Exercise brief. Filter the entries below, keeping every line that has the word "Parse".

▼▼▼

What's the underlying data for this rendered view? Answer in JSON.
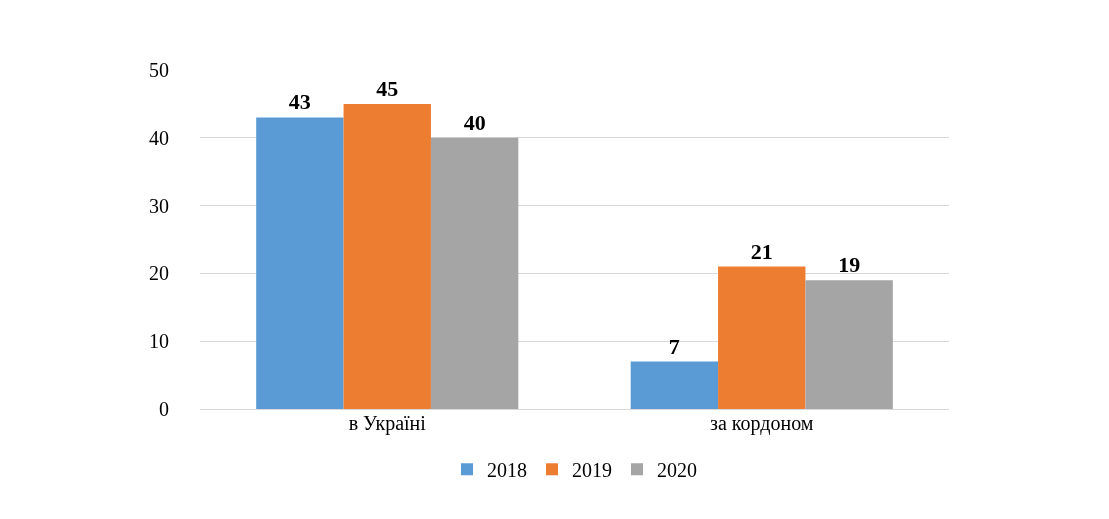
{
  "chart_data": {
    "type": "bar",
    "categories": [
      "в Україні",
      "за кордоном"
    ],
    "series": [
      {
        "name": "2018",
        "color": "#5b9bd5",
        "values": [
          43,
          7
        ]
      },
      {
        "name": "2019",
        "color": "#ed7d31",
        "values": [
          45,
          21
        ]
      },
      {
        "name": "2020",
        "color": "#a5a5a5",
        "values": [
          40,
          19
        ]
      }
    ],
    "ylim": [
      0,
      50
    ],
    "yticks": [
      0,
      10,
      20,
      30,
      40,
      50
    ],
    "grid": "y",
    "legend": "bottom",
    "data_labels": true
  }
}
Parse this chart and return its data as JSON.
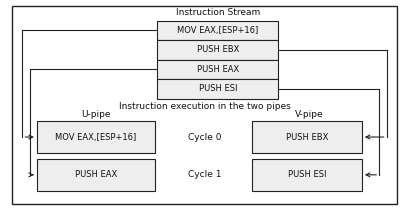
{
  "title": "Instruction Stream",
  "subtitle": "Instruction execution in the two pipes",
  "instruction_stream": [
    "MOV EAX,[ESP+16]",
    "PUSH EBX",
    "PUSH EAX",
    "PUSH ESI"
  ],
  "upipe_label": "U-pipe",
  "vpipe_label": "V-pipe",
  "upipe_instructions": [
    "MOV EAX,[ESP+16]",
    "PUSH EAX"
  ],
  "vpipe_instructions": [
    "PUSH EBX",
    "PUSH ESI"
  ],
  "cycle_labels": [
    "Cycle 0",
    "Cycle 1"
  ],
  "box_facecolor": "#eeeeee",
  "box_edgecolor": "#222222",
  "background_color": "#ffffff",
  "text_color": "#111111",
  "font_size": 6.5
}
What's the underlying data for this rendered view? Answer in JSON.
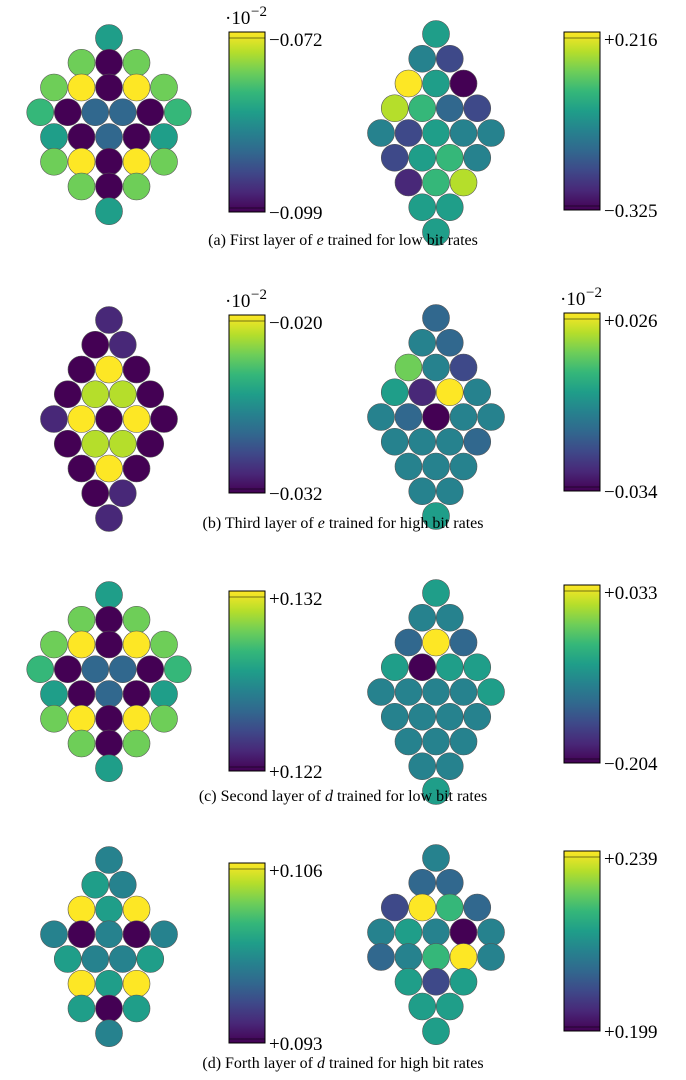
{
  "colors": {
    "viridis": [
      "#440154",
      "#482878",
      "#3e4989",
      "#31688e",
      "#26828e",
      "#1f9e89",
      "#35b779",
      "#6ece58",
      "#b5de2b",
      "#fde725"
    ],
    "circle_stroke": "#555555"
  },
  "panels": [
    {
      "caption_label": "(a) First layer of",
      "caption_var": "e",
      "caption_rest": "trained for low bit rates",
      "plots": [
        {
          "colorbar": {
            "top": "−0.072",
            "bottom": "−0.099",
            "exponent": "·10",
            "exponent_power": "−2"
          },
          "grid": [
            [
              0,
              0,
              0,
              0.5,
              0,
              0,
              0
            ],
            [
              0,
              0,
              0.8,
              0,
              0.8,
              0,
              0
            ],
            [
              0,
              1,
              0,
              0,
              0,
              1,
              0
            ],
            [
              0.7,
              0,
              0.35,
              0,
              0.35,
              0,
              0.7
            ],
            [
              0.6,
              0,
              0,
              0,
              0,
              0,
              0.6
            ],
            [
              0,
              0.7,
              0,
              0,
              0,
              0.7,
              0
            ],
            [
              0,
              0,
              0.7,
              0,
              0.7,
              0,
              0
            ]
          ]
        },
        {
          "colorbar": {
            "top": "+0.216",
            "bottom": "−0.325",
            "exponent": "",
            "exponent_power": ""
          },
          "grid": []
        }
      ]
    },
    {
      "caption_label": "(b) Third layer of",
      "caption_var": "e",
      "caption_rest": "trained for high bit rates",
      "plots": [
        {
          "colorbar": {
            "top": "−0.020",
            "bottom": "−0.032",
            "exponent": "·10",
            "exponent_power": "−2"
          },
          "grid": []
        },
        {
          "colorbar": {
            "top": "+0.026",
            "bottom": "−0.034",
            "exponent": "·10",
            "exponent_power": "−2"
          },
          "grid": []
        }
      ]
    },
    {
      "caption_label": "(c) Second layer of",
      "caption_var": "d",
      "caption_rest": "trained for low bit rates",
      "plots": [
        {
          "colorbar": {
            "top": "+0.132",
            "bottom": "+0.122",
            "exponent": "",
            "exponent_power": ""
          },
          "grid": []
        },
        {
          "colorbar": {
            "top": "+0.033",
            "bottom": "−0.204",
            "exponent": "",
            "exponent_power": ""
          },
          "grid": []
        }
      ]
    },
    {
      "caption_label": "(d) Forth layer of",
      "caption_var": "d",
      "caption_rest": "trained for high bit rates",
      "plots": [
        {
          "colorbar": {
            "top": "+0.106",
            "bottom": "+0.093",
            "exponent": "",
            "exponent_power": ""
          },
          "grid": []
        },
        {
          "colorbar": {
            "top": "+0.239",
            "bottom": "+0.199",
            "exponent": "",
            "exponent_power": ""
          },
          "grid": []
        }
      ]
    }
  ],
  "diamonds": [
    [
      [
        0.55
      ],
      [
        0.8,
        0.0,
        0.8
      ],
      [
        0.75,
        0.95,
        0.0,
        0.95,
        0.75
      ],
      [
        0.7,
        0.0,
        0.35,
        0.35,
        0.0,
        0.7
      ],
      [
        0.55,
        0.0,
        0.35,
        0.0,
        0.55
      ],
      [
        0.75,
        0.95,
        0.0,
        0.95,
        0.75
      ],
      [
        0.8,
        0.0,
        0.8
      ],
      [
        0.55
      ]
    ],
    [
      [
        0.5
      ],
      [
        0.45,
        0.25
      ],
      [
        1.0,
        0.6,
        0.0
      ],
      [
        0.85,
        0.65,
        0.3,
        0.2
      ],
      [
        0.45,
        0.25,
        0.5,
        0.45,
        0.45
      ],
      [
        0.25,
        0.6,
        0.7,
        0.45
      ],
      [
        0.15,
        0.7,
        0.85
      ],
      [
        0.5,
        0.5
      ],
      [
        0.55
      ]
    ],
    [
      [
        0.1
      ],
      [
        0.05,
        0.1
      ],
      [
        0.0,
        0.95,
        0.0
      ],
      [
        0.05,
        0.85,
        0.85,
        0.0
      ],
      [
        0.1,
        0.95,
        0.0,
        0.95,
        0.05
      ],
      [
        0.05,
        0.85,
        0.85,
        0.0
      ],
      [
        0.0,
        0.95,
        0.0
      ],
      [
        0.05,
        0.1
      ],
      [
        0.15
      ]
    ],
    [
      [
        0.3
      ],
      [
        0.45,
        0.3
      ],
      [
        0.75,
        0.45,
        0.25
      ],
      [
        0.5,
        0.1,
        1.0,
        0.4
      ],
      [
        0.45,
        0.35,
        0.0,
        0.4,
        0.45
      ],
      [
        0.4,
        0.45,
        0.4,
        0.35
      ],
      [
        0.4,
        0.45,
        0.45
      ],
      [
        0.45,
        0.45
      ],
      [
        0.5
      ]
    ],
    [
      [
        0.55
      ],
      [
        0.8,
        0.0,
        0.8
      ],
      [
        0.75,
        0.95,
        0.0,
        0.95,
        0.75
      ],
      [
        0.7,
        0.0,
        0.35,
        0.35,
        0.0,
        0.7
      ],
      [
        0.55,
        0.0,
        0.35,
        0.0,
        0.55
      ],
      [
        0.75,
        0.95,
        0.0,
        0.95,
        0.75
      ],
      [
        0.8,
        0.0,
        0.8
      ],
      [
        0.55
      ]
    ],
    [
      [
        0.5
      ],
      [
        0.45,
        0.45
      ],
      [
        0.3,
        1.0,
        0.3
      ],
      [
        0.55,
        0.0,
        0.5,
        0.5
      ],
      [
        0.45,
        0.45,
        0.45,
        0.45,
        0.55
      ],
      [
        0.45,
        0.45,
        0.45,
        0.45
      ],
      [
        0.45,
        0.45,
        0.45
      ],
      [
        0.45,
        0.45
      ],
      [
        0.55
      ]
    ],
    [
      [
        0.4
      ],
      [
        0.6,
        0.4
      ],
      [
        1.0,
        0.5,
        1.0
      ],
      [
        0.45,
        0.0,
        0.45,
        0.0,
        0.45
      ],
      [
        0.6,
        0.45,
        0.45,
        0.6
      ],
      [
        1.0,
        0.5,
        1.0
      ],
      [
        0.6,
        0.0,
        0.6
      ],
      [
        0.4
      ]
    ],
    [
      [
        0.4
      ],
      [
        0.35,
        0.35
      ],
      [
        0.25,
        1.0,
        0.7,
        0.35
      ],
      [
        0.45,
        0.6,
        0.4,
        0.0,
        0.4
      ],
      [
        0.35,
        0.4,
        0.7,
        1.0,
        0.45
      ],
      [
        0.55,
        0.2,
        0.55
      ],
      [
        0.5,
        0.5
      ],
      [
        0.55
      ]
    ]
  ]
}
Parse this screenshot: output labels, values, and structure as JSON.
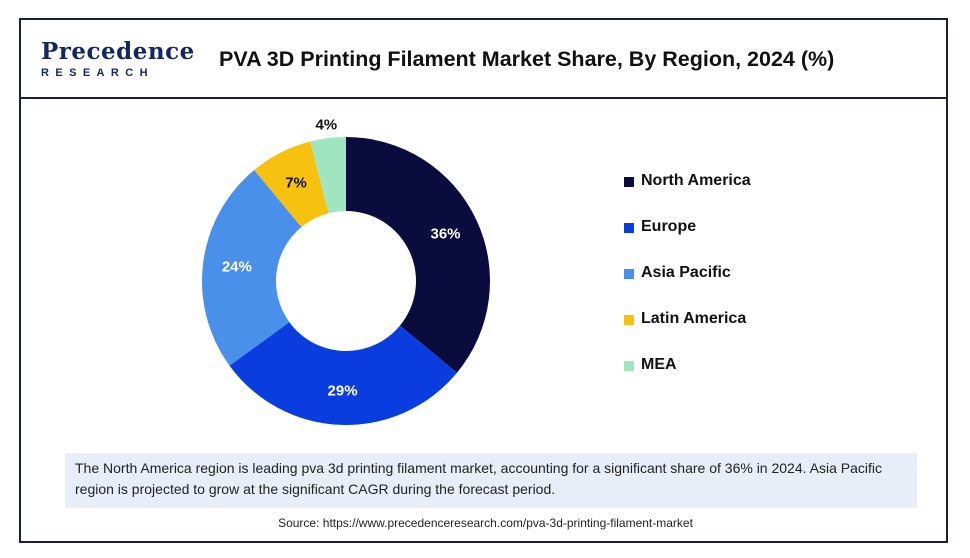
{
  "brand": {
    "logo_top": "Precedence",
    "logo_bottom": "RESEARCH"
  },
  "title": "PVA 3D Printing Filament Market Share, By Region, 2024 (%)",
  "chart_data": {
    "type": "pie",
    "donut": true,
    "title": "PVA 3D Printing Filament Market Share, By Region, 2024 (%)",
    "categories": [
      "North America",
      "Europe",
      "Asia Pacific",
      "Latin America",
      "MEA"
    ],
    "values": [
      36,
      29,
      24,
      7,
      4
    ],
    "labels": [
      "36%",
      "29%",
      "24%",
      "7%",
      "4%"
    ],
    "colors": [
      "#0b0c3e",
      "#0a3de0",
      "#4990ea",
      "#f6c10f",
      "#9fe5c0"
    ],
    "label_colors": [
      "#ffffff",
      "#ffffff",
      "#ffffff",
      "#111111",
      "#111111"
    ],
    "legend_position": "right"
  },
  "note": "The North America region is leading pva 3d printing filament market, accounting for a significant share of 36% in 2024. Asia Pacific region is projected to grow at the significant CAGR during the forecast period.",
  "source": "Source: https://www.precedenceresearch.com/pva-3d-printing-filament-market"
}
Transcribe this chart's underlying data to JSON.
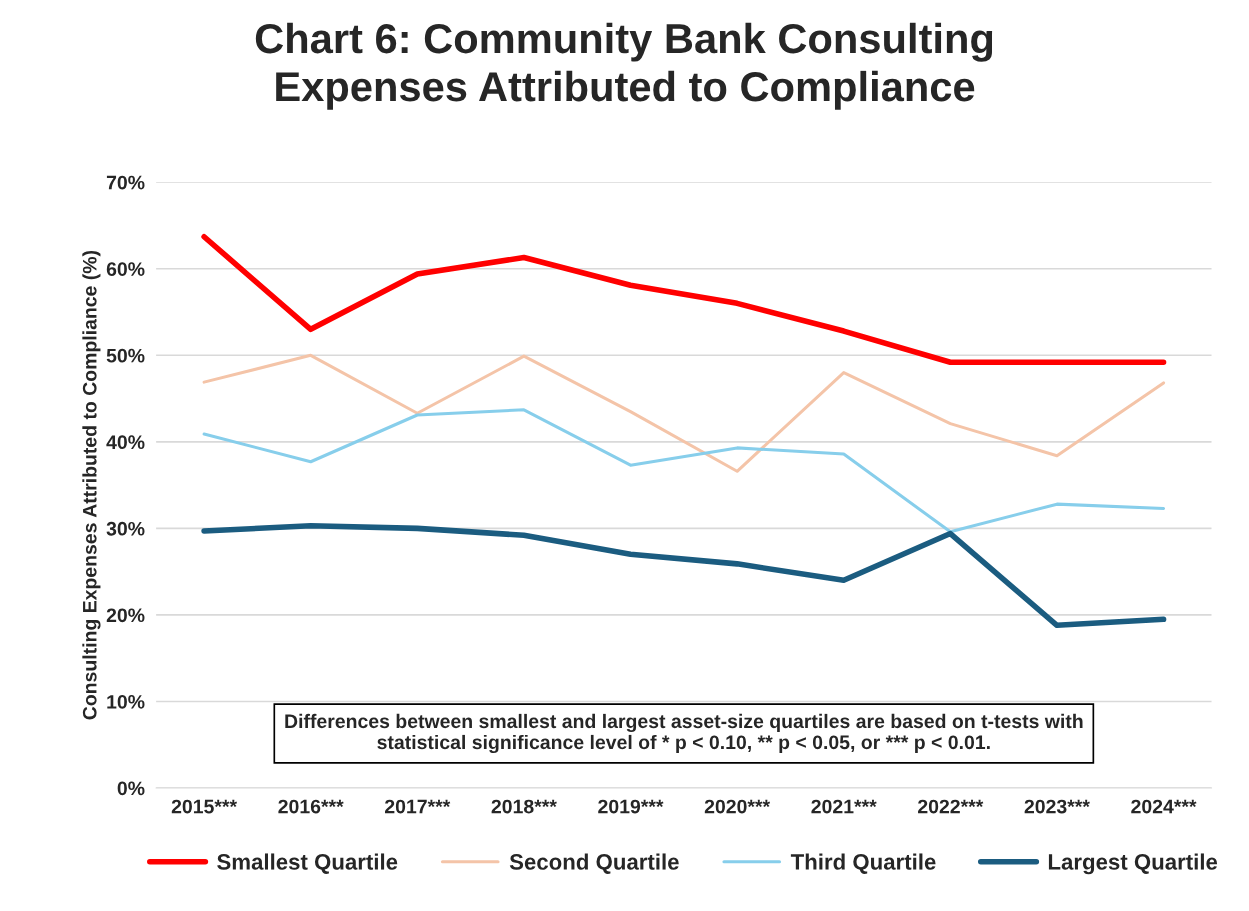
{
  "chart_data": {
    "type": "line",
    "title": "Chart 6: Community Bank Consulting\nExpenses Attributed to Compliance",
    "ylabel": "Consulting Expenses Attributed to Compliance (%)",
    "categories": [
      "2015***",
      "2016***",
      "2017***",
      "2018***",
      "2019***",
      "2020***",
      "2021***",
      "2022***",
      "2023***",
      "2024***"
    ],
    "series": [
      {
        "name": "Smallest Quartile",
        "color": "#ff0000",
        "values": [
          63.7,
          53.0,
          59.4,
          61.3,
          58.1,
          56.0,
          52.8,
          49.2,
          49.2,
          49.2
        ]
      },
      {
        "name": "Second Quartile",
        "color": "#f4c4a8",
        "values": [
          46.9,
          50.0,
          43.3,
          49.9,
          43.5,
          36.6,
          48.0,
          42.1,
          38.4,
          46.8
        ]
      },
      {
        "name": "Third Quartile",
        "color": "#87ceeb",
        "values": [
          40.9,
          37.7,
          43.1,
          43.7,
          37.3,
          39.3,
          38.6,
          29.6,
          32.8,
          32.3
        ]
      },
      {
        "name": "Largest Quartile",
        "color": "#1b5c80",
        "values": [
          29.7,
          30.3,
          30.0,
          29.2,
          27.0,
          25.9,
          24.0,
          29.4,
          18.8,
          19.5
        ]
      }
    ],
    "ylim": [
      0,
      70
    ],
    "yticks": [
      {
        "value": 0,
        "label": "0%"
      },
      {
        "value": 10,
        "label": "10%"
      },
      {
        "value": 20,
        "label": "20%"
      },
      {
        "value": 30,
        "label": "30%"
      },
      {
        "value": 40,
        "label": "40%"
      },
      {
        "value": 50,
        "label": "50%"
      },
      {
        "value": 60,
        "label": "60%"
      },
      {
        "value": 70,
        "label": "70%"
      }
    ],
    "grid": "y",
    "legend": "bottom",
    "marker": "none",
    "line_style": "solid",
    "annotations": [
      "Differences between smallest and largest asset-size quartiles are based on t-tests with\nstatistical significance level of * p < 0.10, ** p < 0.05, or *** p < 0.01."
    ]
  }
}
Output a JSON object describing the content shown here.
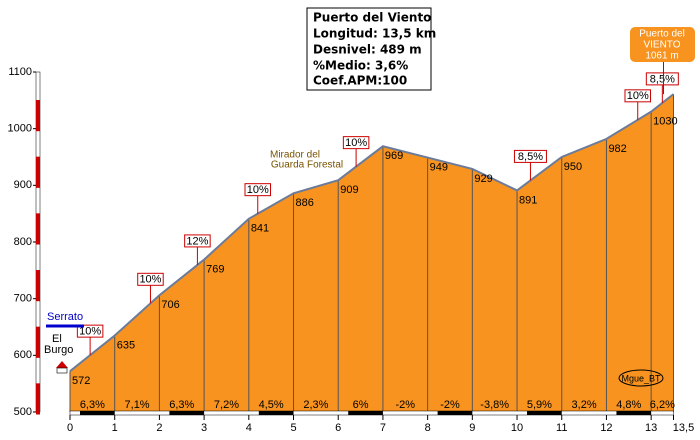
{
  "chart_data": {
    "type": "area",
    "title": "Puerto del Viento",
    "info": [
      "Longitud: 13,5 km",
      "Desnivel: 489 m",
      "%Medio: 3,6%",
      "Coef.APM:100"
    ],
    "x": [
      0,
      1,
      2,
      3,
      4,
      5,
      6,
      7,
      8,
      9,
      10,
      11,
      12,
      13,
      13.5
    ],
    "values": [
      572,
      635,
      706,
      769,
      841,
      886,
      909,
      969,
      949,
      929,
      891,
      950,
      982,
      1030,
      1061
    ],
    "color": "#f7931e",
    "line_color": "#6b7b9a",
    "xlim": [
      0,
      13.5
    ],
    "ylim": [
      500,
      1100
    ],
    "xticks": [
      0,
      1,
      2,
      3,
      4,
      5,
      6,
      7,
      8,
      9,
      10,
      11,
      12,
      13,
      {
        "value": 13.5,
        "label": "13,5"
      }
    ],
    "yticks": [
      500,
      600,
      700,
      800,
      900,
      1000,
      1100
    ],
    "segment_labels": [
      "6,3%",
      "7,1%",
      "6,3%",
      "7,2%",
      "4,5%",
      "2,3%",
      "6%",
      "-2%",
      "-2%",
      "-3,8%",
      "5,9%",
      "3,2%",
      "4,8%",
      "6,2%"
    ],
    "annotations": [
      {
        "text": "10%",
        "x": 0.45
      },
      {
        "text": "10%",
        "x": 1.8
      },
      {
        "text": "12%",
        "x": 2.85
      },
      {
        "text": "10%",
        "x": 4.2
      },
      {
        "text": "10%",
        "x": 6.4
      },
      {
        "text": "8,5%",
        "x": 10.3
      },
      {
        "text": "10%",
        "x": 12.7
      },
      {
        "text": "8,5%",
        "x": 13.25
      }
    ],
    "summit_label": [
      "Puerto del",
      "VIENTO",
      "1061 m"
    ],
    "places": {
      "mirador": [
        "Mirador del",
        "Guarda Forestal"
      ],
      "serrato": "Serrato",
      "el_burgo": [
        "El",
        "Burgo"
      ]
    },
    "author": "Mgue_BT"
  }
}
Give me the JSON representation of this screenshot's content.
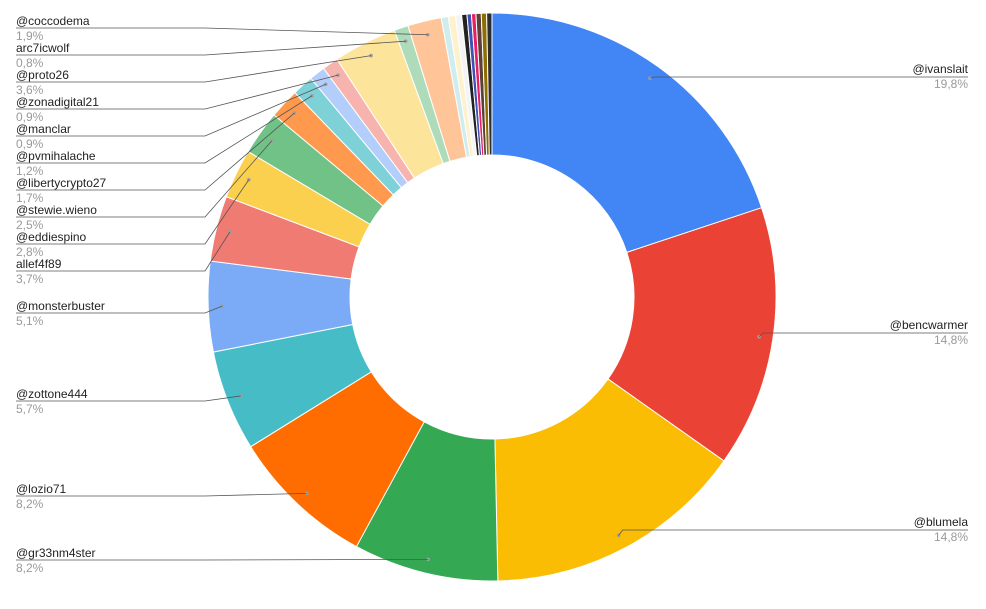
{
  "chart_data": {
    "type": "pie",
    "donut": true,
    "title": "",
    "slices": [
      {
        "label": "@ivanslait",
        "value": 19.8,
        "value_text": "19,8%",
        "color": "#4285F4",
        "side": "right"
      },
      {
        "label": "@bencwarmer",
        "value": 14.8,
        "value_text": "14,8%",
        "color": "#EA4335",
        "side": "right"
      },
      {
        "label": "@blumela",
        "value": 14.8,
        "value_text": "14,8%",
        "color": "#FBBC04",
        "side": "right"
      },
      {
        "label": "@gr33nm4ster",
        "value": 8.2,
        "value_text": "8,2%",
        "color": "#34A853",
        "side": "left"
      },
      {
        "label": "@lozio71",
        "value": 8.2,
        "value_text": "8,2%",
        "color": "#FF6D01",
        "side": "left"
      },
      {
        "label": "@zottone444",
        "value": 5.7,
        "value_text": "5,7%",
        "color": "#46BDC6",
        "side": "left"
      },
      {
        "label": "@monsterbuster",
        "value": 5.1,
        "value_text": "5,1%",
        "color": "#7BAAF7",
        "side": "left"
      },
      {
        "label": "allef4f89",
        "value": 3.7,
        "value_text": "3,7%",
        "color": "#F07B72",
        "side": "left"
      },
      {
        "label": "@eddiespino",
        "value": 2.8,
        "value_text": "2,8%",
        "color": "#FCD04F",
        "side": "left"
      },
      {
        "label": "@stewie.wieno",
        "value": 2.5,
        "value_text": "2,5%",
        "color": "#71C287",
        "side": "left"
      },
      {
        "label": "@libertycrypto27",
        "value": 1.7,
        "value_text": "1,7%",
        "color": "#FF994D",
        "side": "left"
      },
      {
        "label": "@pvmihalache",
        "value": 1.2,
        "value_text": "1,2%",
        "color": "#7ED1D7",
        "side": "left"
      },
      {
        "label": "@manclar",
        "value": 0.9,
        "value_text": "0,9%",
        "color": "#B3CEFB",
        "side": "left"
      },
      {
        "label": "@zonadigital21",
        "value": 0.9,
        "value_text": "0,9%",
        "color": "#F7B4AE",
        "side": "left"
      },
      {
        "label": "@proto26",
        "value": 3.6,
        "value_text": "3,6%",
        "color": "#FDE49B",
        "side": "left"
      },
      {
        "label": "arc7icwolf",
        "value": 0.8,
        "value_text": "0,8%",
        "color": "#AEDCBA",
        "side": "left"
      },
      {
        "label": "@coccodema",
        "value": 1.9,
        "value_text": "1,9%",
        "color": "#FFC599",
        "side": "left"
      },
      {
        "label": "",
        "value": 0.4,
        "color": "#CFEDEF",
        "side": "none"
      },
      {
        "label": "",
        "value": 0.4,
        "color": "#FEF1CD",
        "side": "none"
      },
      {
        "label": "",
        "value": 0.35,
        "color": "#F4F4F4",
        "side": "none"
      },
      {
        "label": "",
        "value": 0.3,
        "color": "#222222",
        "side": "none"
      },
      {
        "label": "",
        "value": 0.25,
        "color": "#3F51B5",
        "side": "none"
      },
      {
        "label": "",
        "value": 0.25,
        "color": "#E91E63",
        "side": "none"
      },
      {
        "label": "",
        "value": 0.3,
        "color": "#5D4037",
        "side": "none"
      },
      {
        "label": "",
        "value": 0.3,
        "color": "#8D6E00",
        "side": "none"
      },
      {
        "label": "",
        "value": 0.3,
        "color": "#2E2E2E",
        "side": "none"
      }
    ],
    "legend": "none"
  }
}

▲▲▲

Answer for the task.
Parse this chart and return its data as JSON.
Parse this screenshot: output labels, values, and structure as JSON.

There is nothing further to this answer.